> [Problem details]:
Pull each line holding the word "werden" from the data.

-------- Provided records

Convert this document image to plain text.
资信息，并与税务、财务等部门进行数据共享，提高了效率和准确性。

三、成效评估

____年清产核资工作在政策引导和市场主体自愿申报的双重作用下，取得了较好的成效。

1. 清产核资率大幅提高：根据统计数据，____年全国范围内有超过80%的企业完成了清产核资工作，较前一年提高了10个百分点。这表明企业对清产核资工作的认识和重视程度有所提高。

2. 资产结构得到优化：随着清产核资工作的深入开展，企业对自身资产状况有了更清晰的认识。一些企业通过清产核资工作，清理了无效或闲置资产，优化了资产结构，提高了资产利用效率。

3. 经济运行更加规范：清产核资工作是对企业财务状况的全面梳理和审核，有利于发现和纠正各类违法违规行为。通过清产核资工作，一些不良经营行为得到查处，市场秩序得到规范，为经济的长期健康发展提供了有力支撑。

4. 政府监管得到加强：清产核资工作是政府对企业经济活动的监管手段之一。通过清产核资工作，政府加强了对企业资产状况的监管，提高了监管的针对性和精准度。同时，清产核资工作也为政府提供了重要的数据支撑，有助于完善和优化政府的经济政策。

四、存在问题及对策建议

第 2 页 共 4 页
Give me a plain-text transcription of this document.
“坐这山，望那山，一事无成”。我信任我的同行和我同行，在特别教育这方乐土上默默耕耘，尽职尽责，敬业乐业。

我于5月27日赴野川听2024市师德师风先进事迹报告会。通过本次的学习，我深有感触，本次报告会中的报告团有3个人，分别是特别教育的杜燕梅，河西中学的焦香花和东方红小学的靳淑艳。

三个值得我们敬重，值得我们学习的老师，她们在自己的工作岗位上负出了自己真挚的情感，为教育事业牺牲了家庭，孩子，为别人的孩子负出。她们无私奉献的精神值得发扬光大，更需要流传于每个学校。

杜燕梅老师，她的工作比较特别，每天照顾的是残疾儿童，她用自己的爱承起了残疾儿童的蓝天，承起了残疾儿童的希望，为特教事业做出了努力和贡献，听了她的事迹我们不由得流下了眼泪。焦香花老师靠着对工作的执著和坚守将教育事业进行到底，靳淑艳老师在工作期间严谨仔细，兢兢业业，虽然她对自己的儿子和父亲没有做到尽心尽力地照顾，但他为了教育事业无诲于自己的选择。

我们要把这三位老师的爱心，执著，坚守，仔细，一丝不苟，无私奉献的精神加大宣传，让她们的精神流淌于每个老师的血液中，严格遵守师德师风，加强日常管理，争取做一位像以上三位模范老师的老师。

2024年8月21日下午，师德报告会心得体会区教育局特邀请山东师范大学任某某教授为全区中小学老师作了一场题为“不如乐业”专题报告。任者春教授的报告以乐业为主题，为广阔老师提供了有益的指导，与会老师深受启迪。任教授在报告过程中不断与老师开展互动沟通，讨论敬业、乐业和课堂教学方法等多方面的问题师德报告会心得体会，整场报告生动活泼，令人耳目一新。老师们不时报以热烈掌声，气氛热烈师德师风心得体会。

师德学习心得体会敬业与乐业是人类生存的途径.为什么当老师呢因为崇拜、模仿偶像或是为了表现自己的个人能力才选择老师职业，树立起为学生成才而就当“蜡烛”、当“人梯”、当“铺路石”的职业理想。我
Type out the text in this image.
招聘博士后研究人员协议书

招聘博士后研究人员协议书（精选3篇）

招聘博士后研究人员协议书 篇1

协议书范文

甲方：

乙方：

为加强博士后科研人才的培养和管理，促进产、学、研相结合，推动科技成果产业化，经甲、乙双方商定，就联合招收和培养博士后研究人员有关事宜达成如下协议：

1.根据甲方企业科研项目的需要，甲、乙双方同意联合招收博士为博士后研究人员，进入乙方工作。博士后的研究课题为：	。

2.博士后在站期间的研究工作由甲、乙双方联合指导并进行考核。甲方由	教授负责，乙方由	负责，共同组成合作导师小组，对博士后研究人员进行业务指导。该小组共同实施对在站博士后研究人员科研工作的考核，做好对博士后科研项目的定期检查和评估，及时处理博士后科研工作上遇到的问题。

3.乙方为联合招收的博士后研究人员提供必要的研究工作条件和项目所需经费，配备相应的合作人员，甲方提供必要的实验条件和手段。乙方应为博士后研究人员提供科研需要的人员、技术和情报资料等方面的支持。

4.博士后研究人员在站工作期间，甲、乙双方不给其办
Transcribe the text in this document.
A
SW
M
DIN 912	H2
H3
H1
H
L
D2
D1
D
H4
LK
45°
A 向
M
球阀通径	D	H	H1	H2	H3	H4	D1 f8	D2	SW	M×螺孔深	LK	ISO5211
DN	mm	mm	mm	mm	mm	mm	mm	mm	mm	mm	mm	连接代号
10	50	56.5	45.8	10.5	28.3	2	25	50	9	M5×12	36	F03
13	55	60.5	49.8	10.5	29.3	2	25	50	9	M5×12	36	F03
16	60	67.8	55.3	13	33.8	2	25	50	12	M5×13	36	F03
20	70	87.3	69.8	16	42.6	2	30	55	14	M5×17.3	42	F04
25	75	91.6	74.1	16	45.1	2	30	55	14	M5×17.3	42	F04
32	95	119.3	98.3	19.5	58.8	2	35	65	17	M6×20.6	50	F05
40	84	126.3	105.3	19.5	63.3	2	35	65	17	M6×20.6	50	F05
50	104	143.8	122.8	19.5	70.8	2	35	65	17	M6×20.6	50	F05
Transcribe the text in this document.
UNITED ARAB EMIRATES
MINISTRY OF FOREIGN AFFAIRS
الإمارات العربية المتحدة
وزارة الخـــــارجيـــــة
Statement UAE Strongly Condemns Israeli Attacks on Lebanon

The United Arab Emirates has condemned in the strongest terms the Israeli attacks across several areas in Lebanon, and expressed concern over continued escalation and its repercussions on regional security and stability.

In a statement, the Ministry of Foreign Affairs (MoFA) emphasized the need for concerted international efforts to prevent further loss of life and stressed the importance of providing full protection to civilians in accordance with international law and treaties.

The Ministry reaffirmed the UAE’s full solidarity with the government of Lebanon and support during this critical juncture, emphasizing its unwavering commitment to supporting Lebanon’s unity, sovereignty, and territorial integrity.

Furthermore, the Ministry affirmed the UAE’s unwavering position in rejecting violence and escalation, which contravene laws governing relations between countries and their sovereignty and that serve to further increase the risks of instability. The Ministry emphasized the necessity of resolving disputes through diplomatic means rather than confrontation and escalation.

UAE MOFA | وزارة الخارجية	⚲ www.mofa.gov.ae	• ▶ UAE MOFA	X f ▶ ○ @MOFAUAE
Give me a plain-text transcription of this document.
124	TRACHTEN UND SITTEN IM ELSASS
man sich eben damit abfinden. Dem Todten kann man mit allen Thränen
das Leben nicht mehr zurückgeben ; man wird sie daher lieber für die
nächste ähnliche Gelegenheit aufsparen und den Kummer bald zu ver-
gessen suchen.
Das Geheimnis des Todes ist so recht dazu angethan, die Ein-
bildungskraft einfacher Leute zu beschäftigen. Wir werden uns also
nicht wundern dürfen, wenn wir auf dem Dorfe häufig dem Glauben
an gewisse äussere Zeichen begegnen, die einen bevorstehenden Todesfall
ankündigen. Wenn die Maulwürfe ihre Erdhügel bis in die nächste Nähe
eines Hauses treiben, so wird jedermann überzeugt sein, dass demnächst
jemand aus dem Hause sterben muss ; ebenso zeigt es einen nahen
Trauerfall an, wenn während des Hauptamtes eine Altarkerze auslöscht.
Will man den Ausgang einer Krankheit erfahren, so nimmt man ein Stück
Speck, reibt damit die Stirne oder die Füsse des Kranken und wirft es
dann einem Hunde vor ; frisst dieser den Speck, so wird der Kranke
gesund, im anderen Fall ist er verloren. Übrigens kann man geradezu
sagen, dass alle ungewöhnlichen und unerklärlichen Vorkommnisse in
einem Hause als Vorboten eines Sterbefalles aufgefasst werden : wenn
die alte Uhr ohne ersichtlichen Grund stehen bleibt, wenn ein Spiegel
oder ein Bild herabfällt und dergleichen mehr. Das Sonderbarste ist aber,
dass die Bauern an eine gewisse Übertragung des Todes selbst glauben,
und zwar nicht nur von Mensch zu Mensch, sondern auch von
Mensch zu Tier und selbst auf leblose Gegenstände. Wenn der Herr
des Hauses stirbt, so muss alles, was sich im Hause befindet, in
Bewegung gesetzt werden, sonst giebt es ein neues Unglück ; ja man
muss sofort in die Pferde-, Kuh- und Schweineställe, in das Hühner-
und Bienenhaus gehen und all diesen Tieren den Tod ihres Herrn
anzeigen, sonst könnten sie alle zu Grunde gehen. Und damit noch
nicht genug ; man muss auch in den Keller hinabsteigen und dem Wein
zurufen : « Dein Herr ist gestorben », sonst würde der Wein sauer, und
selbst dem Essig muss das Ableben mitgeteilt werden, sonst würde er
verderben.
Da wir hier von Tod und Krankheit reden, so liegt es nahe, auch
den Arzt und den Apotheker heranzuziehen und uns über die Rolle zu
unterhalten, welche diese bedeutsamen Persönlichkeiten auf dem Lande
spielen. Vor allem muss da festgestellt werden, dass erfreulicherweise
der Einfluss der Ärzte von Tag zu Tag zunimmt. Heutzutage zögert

----------------

> [Correct answer]:
bildungskraft einfacher Leute zu beschäftigen. Wir werden uns also
einem Hause als Vorboten eines Sterbefalles aufgefasst werden : wenn
Bewegung gesetzt werden, sonst giebt es ein neues Unglück ; ja man
selbst dem Essig muss das Ableben mitgeteilt werden, sonst würde er
spielen. Vor allem muss da festgestellt werden, dass erfreulicherweise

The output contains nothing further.